Set task:
List all lines of the data containing the word "Customs".

Given data:

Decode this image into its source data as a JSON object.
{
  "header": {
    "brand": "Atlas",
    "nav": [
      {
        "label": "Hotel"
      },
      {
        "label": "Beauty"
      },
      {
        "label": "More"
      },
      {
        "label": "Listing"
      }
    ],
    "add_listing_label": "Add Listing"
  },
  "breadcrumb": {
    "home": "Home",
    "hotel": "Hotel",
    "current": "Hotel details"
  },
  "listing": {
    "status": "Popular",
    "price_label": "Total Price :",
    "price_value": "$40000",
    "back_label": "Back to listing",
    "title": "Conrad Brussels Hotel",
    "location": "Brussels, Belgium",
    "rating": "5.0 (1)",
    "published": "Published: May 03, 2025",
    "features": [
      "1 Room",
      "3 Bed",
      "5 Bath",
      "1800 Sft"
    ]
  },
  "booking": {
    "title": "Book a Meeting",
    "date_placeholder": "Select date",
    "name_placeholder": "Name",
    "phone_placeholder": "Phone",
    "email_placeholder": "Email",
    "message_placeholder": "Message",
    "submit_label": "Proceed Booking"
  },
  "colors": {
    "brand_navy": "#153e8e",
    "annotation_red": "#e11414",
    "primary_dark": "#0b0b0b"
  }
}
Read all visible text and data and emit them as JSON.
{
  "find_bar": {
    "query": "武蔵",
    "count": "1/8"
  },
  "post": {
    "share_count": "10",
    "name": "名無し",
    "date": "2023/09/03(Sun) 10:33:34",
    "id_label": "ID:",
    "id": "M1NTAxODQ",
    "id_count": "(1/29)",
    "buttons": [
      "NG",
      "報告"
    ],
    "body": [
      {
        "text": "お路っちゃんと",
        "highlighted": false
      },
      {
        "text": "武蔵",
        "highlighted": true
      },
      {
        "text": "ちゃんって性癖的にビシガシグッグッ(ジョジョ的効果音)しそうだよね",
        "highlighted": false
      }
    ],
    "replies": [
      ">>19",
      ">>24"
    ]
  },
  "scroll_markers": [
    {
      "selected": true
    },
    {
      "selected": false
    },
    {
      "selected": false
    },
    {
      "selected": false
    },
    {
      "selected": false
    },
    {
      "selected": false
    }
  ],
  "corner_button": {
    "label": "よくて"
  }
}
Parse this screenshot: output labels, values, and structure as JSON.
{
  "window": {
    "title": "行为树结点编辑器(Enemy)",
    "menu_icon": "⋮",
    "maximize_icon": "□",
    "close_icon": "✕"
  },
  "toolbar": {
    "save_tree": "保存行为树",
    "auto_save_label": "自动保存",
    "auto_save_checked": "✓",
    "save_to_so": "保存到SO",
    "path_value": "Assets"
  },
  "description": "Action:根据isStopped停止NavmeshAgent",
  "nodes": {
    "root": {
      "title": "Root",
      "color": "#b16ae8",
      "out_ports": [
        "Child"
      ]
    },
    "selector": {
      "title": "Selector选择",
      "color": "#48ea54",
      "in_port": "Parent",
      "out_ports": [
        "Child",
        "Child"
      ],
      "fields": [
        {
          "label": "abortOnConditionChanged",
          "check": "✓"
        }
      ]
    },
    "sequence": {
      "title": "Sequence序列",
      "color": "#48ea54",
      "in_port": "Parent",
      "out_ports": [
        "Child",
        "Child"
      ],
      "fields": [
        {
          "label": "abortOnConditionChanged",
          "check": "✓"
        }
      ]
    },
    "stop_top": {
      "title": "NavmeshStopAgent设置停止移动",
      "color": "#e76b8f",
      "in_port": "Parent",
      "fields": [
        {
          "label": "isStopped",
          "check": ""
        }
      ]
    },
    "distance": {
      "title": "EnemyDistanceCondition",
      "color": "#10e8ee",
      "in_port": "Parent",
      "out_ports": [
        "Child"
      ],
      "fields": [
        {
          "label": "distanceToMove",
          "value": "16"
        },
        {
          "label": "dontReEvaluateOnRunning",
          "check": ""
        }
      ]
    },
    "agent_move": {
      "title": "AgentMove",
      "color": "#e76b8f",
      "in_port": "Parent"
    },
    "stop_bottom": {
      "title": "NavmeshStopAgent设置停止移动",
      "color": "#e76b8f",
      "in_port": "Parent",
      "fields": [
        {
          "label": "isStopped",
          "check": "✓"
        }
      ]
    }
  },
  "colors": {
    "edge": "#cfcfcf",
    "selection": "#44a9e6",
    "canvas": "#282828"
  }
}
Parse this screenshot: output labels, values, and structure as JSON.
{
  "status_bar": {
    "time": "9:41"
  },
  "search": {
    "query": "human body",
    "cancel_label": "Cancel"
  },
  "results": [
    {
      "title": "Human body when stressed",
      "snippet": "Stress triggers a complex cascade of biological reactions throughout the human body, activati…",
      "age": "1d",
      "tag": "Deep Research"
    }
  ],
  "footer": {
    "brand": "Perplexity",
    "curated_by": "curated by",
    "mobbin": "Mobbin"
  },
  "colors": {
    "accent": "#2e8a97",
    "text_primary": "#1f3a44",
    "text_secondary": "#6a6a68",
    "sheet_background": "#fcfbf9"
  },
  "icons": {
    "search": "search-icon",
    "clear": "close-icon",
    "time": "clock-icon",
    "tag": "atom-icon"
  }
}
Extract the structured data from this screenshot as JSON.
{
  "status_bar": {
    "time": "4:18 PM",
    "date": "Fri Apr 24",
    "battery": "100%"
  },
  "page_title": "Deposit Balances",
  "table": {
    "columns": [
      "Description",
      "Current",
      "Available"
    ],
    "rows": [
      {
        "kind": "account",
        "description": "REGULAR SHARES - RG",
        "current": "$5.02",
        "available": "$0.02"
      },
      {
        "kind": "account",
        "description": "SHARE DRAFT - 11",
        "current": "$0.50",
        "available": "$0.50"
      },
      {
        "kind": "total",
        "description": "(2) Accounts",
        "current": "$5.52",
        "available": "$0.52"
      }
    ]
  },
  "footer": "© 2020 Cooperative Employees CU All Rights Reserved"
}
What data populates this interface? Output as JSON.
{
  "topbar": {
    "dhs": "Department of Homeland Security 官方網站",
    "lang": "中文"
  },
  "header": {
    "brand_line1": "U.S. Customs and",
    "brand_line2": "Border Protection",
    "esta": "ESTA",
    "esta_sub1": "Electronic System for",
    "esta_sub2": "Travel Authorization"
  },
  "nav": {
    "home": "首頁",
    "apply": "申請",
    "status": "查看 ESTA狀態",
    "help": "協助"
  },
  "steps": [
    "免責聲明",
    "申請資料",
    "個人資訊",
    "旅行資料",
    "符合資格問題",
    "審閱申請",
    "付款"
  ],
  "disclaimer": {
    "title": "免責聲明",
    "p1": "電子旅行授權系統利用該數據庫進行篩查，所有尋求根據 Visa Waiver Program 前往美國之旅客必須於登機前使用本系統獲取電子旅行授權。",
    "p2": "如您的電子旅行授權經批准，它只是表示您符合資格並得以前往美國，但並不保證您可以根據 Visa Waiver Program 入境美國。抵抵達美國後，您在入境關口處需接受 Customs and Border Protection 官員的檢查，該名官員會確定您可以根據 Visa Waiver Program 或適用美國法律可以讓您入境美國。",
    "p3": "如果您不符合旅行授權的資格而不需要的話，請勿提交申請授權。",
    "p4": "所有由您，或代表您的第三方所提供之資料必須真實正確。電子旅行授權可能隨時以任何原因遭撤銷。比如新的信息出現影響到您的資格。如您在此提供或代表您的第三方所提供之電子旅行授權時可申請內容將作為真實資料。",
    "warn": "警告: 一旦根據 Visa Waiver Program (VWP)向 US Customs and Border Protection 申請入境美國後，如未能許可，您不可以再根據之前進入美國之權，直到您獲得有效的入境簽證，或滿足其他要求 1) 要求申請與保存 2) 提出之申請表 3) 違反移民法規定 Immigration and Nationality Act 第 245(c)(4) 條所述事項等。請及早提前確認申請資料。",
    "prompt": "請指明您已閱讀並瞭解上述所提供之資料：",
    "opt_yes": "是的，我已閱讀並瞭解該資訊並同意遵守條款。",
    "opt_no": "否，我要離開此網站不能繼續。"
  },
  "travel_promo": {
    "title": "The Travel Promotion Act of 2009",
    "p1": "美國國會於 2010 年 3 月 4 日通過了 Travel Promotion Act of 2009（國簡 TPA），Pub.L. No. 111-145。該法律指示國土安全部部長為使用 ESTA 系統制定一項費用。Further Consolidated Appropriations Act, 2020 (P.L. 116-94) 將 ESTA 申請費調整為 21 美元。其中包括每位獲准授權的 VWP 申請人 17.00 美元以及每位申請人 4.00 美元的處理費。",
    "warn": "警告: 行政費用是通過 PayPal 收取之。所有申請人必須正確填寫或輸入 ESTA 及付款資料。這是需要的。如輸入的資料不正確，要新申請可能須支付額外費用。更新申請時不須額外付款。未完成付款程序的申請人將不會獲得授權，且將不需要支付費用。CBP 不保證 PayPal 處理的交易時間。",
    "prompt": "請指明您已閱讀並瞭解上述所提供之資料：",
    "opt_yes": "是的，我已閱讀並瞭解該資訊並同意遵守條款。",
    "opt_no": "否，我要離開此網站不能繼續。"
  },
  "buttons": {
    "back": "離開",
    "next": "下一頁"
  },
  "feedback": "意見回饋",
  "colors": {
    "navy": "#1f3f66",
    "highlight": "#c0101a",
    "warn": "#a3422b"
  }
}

Result of this exercise:
    "brand_line1": "U.S. Customs and",
    "p2": "如您的電子旅行授權經批准，它只是表示您符合資格並得以前往美國，但並不保證您可以根據 Visa Waiver Program 入境美國。抵抵達美國後，您在入境關口處需接受 Customs and Border Protection 官員的檢查，該名官員會確定您可以根據 Visa Waiver Program 或適用美國法律可以讓您入境美國。",
    "warn": "警告: 一旦根據 Visa Waiver Program (VWP)向 US Customs and Border Protection 申請入境美國後，如未能許可，您不可以再根據之前進入美國之權，直到您獲得有效的入境簽證，或滿足其他要求 1) 要求申請與保存 2) 提出之申請表 3) 違反移民法規定 Immigration and Nationality Act 第 245(c)(4) 條所述事項等。請及早提前確認申請資料。",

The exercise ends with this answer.